→ EXERCISE: Among the lines below, how many carry the string "Book"? Reply with a number and nothing else.
— Start THE RECORDS —
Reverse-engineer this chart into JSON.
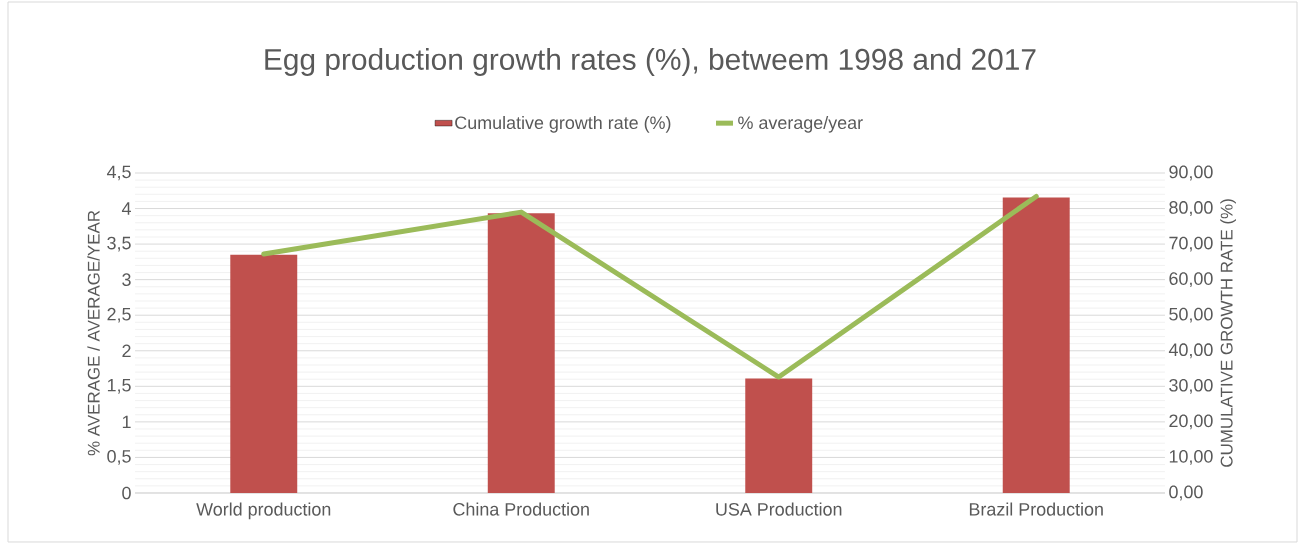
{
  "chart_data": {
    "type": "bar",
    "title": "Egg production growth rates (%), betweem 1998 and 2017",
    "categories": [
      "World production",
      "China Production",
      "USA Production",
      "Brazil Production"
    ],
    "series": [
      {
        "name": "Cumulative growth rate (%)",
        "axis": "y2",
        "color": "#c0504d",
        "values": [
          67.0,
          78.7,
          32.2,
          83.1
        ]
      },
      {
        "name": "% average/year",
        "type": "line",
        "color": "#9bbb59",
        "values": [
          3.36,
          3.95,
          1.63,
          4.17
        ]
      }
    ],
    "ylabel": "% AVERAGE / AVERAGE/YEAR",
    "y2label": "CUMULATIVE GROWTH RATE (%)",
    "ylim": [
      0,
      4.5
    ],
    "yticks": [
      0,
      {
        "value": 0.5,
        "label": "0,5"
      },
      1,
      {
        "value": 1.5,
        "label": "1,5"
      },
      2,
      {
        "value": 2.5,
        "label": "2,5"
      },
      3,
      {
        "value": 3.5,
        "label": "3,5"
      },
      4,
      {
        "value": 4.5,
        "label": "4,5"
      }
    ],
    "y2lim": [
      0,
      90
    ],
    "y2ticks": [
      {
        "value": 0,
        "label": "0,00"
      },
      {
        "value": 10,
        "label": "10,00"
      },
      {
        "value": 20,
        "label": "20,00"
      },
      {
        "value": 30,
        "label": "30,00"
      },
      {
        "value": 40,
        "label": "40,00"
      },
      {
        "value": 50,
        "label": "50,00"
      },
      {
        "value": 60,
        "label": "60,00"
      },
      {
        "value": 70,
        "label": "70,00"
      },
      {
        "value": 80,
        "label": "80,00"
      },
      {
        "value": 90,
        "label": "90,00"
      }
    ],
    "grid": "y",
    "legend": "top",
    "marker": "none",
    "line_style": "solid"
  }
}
— End THE RECORDS —
— Start THE RECORDS —
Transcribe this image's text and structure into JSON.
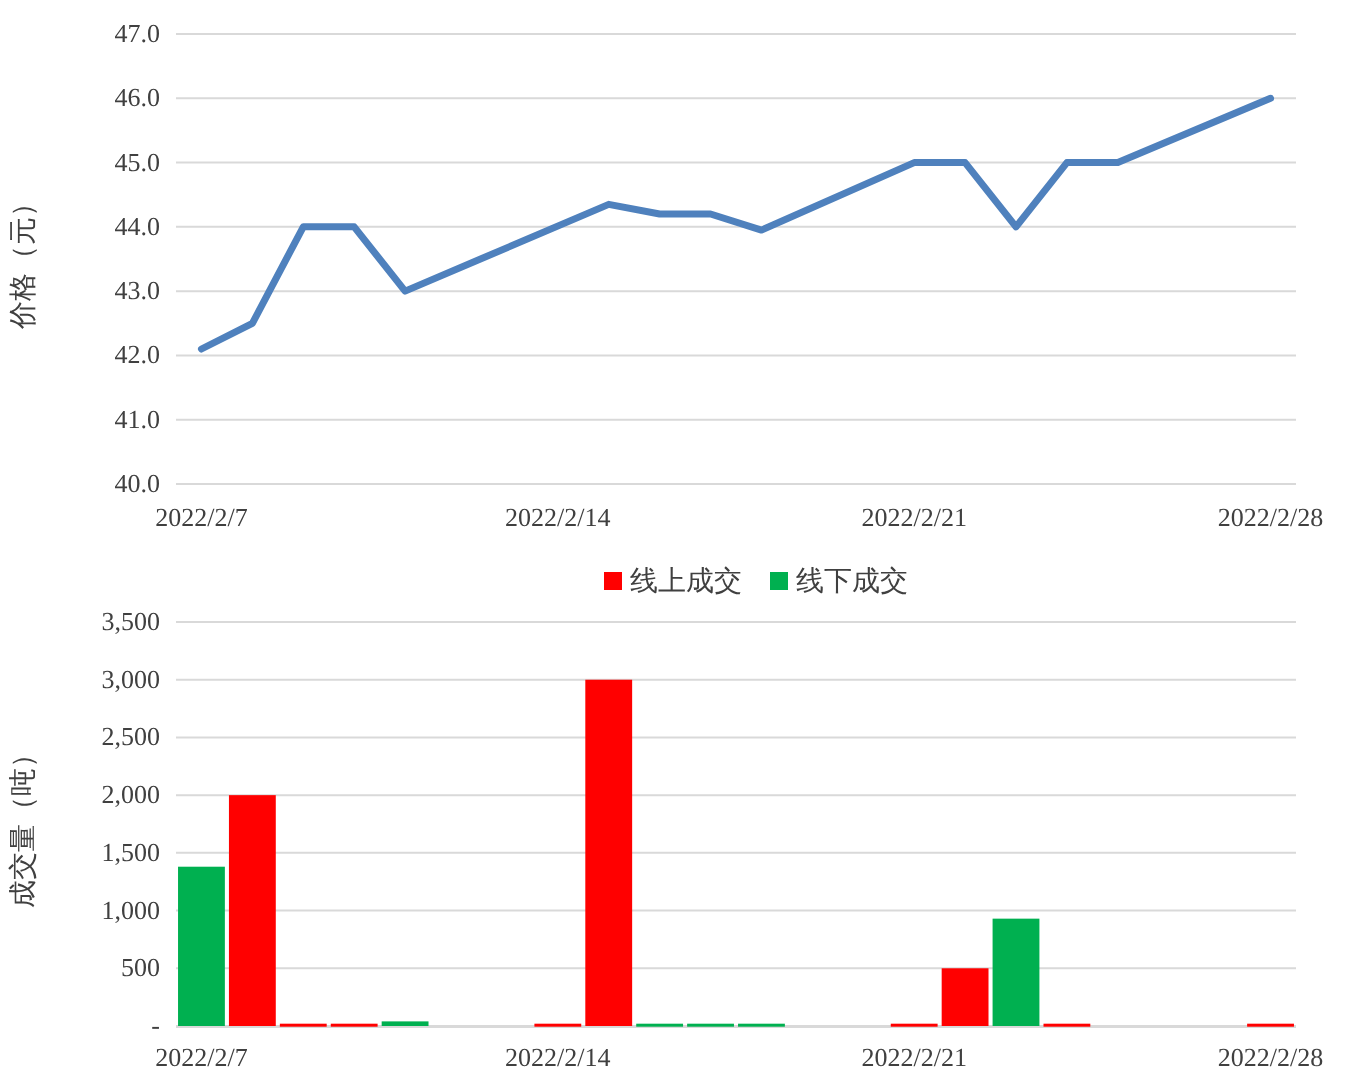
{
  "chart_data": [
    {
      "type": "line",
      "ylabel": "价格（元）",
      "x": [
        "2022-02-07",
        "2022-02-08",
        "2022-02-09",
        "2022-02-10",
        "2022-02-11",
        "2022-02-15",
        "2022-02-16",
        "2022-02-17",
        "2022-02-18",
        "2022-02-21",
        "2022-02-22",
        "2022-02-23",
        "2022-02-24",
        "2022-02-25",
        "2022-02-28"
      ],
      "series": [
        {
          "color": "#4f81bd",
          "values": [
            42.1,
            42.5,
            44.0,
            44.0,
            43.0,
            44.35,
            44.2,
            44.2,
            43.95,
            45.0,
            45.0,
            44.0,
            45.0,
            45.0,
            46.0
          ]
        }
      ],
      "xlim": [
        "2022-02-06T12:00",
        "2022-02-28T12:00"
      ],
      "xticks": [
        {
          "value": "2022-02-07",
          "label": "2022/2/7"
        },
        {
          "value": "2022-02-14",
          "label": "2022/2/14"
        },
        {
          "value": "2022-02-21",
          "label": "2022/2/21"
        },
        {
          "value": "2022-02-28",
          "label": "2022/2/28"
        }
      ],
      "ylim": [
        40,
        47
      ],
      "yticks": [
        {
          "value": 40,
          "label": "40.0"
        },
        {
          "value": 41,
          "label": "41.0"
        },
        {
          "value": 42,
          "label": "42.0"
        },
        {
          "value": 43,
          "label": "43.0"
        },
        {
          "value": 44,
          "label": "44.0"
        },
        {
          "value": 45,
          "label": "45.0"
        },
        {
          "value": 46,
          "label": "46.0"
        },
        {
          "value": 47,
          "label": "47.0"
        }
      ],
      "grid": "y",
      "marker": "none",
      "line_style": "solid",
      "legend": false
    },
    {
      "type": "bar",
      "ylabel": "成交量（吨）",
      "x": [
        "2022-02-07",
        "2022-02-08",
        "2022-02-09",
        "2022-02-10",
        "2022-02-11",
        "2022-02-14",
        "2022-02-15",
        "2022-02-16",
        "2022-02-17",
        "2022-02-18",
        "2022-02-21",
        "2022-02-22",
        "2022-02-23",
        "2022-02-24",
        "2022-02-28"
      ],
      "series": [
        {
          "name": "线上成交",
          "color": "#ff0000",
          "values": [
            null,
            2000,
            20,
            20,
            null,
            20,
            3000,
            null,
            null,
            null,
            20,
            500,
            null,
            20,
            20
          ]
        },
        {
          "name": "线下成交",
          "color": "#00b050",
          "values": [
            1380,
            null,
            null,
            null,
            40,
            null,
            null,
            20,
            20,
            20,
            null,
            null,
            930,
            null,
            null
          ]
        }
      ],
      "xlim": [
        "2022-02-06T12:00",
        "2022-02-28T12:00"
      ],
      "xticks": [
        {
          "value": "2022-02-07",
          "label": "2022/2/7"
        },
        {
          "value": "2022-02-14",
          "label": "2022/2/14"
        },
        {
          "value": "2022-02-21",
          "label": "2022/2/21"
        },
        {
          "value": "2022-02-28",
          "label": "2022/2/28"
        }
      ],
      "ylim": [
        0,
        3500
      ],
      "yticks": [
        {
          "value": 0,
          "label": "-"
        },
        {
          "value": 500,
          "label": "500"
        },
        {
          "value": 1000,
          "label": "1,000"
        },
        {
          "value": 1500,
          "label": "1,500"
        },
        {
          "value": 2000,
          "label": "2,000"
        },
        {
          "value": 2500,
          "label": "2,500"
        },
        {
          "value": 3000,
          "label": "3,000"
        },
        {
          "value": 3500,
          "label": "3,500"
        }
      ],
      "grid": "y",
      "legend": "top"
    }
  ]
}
— End THE RECORDS —
— Start THE RECORDS —
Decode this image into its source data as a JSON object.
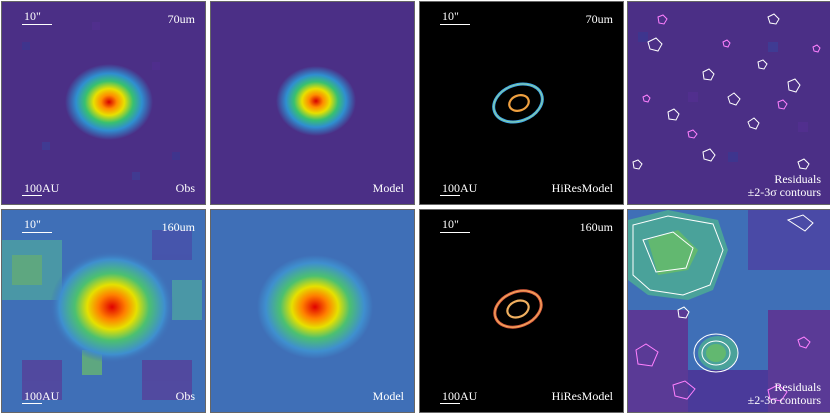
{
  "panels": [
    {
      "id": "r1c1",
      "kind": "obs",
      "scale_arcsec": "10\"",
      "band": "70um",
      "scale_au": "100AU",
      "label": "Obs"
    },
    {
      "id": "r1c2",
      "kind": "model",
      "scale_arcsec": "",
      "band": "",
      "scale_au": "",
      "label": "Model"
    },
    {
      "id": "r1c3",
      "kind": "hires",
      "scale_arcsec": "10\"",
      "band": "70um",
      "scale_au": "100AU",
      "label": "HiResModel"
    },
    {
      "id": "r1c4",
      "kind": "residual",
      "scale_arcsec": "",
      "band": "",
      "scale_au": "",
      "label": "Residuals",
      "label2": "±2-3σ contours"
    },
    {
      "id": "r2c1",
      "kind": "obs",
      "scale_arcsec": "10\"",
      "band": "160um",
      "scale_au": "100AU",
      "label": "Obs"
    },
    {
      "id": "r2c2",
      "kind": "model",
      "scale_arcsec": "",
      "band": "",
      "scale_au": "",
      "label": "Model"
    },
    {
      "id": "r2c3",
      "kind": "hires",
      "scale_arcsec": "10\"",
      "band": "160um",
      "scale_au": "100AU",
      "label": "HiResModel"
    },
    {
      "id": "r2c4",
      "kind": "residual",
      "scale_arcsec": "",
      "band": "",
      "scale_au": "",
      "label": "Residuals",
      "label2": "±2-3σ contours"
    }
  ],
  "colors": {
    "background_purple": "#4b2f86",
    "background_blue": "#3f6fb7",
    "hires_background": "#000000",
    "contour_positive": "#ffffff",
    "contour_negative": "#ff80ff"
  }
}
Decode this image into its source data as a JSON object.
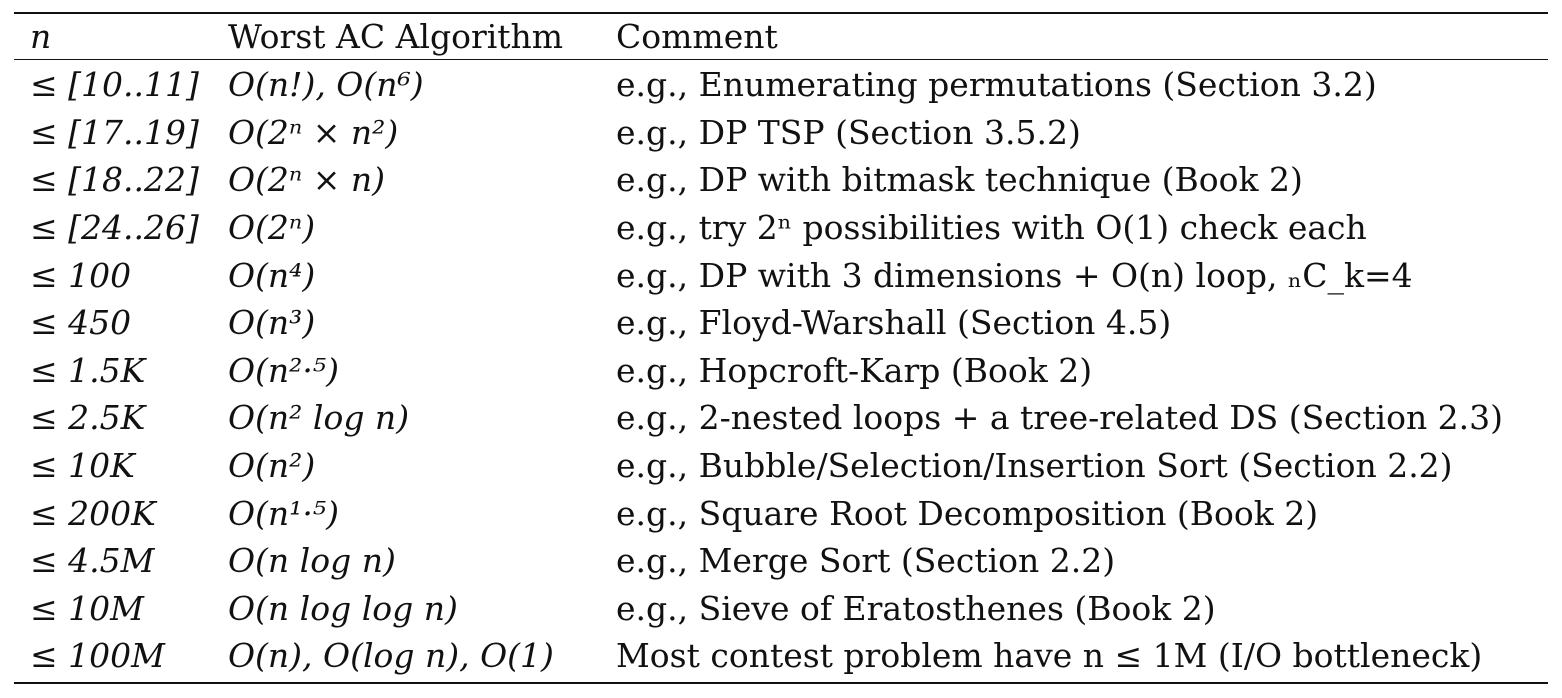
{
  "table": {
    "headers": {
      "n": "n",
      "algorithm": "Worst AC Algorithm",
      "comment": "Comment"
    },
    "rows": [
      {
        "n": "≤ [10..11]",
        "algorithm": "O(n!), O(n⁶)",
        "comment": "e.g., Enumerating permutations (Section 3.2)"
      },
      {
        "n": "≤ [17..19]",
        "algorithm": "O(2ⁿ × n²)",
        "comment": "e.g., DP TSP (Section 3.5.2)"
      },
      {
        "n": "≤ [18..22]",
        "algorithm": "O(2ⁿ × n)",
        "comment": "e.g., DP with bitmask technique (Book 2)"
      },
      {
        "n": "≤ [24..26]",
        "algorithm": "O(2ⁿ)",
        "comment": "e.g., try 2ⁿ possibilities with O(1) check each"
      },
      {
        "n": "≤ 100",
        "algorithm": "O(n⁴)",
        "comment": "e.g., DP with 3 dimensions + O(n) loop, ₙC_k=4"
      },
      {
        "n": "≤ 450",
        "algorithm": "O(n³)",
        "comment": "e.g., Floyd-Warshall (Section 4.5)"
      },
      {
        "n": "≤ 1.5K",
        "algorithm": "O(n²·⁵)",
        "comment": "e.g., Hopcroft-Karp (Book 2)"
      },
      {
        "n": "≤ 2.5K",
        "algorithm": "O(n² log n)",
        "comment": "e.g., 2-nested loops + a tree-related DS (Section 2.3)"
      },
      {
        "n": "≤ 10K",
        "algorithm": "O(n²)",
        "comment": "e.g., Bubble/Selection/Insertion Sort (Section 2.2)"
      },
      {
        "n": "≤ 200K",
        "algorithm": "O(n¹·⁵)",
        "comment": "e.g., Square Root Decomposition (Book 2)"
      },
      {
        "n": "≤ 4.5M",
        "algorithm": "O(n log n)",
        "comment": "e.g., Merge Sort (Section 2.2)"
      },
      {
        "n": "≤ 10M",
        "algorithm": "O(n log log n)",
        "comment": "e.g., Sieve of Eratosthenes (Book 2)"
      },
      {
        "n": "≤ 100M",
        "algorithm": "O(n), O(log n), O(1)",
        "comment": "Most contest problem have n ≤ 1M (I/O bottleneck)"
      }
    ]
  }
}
— End THE RECORDS —
→ OUTPUT: 4